Requirement
Quote the whole listing exactly. Leave the pictures out of your copy.

Data for processing
--- BEGIN ---

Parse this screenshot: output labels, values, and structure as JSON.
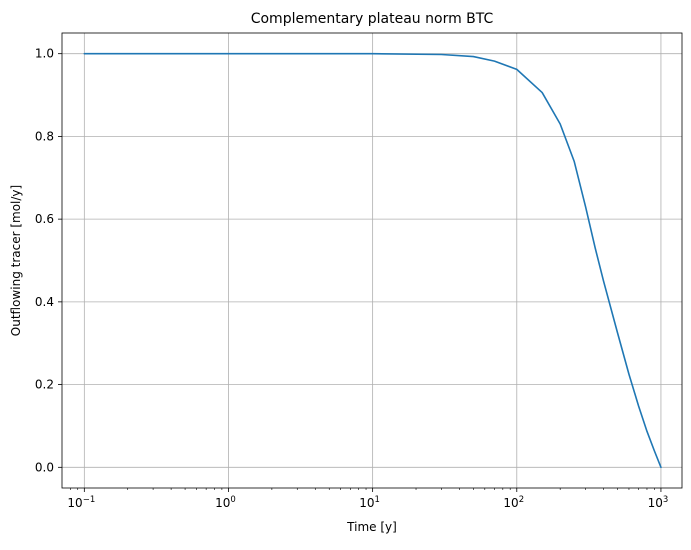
{
  "chart_data": {
    "type": "line",
    "title": "Complementary plateau norm BTC",
    "xlabel": "Time [y]",
    "ylabel": "Outflowing tracer [mol/y]",
    "xscale": "log",
    "xlim": [
      0.07,
      1400
    ],
    "ylim": [
      -0.05,
      1.05
    ],
    "grid": true,
    "x_ticks": [
      {
        "value": 0.1,
        "base": "10",
        "exp": "−1"
      },
      {
        "value": 1,
        "base": "10",
        "exp": "0"
      },
      {
        "value": 10,
        "base": "10",
        "exp": "1"
      },
      {
        "value": 100,
        "base": "10",
        "exp": "2"
      },
      {
        "value": 1000,
        "base": "10",
        "exp": "3"
      }
    ],
    "y_ticks": [
      {
        "value": 0.0,
        "label": "0.0"
      },
      {
        "value": 0.2,
        "label": "0.2"
      },
      {
        "value": 0.4,
        "label": "0.4"
      },
      {
        "value": 0.6,
        "label": "0.6"
      },
      {
        "value": 0.8,
        "label": "0.8"
      },
      {
        "value": 1.0,
        "label": "1.0"
      }
    ],
    "series": [
      {
        "color": "#1f77b4",
        "x": [
          0.1,
          1,
          10,
          30,
          50,
          70,
          100,
          150,
          200,
          250,
          300,
          350,
          400,
          500,
          600,
          700,
          800,
          900,
          1000
        ],
        "y": [
          1.0,
          1.0,
          1.0,
          0.998,
          0.993,
          0.982,
          0.962,
          0.906,
          0.83,
          0.74,
          0.63,
          0.53,
          0.45,
          0.325,
          0.225,
          0.148,
          0.087,
          0.04,
          0.0
        ]
      }
    ]
  }
}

--- END ---

Correct result
Parse this screenshot: output labels, values, and structure as JSON.
{
  "chart_data": {
    "type": "line",
    "title": "Complementary plateau norm BTC",
    "xlabel": "Time [y]",
    "ylabel": "Outflowing tracer [mol/y]",
    "xscale": "log",
    "xlim": [
      0.07,
      1400
    ],
    "ylim": [
      -0.05,
      1.05
    ],
    "grid": true,
    "x_ticks": [
      {
        "value": 0.1,
        "base": "10",
        "exp": "−1"
      },
      {
        "value": 1,
        "base": "10",
        "exp": "0"
      },
      {
        "value": 10,
        "base": "10",
        "exp": "1"
      },
      {
        "value": 100,
        "base": "10",
        "exp": "2"
      },
      {
        "value": 1000,
        "base": "10",
        "exp": "3"
      }
    ],
    "y_ticks": [
      {
        "value": 0.0,
        "label": "0.0"
      },
      {
        "value": 0.2,
        "label": "0.2"
      },
      {
        "value": 0.4,
        "label": "0.4"
      },
      {
        "value": 0.6,
        "label": "0.6"
      },
      {
        "value": 0.8,
        "label": "0.8"
      },
      {
        "value": 1.0,
        "label": "1.0"
      }
    ],
    "series": [
      {
        "color": "#1f77b4",
        "x": [
          0.1,
          1,
          10,
          30,
          50,
          70,
          100,
          150,
          200,
          250,
          300,
          350,
          400,
          500,
          600,
          700,
          800,
          900,
          1000
        ],
        "y": [
          1.0,
          1.0,
          1.0,
          0.998,
          0.993,
          0.982,
          0.962,
          0.906,
          0.83,
          0.74,
          0.63,
          0.53,
          0.45,
          0.325,
          0.225,
          0.148,
          0.087,
          0.04,
          0.0
        ]
      }
    ]
  }
}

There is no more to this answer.